WRITTEN PROBLEM: Determine how many lines of this material contain "Rapids". Give only the number.

SUPPLIED DATA:
-- -- --

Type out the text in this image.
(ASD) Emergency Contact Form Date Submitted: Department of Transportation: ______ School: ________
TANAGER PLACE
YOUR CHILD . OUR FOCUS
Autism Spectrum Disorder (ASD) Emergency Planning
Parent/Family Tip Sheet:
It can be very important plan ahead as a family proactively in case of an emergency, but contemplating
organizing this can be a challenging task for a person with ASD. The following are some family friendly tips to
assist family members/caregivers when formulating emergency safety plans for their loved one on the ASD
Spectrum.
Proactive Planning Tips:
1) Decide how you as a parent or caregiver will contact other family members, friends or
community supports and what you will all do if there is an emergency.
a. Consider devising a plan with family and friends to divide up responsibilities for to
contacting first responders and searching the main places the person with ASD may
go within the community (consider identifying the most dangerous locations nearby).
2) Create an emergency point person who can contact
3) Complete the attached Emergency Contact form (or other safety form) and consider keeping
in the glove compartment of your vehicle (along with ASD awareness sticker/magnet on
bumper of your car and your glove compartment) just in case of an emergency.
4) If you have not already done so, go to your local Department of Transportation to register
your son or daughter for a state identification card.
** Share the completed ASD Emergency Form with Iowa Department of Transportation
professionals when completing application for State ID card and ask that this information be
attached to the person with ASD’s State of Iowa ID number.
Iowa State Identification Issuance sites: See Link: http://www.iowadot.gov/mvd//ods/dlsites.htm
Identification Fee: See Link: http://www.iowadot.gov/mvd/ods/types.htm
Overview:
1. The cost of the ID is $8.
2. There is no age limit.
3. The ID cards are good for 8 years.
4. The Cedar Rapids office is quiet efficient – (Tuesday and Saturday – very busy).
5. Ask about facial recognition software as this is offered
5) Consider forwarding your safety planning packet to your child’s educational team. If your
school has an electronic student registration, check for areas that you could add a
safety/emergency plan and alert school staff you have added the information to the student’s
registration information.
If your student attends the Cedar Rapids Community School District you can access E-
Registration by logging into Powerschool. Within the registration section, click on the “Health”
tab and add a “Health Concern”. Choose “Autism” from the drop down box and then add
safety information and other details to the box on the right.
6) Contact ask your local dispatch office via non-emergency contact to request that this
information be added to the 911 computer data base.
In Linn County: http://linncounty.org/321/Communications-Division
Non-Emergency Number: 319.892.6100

-- -- --

RESPONSE FOR THIS EXERCISE: 2